Request - Count every line that includes the string "suffix" in the entries that follow. Nothing besides the number is needed.

Material supplied -
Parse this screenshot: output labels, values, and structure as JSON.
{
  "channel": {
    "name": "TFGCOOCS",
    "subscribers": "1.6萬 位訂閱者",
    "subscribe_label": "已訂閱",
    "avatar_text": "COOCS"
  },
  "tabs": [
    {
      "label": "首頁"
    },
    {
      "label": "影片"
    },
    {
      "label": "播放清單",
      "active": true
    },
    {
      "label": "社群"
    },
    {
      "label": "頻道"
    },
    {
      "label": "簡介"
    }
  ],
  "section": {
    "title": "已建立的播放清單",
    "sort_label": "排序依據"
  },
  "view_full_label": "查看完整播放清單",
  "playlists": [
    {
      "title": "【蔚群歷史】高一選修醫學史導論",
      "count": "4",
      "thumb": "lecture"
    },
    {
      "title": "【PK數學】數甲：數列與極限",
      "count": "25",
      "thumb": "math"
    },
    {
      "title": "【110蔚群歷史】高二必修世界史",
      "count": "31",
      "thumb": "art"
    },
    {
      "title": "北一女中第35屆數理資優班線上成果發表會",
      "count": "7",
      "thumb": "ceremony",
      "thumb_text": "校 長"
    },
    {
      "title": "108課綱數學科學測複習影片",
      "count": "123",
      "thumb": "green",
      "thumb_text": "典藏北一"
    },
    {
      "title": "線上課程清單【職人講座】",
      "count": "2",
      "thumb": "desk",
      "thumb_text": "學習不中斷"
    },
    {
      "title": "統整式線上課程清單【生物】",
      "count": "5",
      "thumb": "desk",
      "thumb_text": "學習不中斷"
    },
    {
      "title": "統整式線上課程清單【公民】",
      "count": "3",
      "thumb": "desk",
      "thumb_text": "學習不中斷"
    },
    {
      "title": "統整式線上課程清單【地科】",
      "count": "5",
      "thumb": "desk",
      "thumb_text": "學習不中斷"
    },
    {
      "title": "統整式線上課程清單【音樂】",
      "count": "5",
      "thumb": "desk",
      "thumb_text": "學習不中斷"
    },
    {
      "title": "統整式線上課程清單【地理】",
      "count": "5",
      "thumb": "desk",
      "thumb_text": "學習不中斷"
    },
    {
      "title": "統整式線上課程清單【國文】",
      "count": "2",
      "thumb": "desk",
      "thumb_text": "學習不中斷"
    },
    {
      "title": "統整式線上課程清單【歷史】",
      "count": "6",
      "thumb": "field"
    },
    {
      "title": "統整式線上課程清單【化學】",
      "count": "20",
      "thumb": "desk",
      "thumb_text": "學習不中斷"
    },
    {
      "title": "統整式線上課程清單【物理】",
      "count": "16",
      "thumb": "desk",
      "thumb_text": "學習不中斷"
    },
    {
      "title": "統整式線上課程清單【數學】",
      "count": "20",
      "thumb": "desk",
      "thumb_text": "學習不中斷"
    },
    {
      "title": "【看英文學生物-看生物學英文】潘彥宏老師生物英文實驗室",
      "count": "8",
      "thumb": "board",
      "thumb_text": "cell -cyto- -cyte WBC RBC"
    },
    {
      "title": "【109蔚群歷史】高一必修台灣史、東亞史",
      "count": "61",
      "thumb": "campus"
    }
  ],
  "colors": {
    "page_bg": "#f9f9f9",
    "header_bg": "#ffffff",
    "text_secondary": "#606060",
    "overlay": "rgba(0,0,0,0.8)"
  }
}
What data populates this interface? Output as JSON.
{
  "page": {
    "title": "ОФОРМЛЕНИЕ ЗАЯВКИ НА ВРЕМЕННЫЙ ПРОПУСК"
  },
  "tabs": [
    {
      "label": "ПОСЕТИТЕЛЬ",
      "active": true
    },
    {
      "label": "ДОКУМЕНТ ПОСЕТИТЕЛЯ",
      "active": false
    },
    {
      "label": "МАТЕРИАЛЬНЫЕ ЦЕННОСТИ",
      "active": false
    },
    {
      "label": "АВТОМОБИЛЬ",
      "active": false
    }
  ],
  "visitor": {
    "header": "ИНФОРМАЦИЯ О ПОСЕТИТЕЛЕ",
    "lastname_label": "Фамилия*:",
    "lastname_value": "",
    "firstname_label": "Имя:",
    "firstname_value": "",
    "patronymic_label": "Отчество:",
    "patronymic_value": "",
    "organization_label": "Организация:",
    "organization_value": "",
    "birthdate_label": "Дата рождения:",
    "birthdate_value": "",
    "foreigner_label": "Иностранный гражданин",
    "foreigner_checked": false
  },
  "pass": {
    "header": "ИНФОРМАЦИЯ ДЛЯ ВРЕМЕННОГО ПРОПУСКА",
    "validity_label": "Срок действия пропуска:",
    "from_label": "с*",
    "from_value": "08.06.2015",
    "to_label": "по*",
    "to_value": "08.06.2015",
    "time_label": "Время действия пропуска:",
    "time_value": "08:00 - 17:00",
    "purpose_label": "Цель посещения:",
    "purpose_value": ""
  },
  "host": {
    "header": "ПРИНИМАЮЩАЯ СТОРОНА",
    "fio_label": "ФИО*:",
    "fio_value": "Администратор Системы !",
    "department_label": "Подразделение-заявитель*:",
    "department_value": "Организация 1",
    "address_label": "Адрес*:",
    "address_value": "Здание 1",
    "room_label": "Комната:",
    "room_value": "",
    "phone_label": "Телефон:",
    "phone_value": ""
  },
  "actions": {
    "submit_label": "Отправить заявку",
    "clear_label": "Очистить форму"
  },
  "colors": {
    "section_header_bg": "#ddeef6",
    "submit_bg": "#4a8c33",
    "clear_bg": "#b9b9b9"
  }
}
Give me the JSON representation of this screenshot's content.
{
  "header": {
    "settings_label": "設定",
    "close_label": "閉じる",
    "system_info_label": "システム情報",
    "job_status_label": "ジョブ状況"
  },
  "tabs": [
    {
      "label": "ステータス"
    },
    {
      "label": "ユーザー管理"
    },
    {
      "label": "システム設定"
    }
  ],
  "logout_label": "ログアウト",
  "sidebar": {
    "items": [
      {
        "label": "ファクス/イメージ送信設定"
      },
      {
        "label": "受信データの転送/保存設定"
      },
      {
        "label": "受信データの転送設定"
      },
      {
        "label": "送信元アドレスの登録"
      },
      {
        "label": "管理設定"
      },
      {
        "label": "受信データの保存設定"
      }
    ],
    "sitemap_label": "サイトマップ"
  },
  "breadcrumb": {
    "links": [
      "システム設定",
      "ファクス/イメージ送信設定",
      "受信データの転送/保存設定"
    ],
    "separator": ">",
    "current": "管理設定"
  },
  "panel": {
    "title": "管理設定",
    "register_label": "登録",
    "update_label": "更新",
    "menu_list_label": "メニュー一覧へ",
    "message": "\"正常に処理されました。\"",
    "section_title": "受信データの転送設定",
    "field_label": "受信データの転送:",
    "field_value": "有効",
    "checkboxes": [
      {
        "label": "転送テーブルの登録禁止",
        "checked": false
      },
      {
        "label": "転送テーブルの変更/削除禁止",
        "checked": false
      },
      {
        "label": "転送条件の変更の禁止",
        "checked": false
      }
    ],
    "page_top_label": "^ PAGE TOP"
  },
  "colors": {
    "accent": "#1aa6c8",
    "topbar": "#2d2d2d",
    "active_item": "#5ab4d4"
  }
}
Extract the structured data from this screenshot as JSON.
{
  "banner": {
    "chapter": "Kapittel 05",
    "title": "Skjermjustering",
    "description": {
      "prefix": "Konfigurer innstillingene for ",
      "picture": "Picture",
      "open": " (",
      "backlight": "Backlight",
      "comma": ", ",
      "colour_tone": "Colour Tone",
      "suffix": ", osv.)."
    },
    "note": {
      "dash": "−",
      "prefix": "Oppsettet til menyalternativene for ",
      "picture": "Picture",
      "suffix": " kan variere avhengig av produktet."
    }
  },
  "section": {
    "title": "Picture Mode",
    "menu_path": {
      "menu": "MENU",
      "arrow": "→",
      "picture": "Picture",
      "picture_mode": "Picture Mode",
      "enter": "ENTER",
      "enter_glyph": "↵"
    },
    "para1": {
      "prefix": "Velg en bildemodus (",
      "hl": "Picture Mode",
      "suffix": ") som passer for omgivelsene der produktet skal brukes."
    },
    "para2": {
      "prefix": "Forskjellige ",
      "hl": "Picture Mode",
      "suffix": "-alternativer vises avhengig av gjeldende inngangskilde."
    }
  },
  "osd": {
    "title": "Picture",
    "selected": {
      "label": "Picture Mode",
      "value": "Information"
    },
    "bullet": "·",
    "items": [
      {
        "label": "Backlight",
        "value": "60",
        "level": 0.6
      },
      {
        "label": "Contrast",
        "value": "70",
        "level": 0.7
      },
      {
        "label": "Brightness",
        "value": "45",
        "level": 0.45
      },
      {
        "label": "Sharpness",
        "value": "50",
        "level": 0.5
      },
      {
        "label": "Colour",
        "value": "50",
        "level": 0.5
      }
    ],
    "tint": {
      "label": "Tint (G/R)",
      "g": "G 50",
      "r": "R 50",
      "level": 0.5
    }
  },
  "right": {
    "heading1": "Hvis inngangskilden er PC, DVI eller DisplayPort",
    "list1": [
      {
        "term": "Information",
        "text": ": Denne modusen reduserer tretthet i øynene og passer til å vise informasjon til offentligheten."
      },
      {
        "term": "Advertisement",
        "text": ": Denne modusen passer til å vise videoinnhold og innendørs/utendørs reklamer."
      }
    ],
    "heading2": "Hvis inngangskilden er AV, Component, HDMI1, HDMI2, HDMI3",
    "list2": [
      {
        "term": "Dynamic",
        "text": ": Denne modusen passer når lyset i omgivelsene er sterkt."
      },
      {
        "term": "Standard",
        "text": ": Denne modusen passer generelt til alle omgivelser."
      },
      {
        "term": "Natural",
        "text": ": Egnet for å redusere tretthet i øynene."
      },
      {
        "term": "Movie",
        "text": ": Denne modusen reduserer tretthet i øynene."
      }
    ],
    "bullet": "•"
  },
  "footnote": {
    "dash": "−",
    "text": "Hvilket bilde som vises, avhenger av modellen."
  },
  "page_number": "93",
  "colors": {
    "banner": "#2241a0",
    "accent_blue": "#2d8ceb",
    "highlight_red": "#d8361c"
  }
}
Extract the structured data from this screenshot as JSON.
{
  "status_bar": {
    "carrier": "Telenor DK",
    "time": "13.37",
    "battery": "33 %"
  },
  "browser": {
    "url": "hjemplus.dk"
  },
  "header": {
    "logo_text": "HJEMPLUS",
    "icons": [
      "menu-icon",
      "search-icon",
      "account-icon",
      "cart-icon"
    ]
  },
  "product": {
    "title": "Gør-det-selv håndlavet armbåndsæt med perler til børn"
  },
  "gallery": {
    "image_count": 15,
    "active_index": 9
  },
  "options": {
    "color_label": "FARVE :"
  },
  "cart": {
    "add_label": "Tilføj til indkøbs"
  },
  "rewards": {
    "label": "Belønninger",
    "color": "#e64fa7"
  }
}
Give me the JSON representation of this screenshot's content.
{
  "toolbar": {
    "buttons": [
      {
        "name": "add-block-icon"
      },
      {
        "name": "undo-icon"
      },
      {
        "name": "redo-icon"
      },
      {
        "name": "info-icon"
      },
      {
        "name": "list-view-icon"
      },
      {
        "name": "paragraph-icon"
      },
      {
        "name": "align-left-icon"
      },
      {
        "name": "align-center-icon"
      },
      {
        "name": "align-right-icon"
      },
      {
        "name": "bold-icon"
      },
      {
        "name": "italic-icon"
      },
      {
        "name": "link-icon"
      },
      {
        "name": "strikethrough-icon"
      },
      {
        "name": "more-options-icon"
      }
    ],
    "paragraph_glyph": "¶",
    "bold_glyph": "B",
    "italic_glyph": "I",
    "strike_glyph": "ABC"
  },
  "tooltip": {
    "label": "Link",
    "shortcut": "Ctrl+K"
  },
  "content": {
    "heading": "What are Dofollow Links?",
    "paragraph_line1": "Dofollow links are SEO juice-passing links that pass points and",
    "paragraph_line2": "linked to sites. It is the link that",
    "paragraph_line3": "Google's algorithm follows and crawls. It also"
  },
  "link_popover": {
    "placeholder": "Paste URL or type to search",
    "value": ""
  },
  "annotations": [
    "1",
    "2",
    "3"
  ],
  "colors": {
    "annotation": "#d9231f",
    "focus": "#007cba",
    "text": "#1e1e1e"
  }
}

Written reply - 4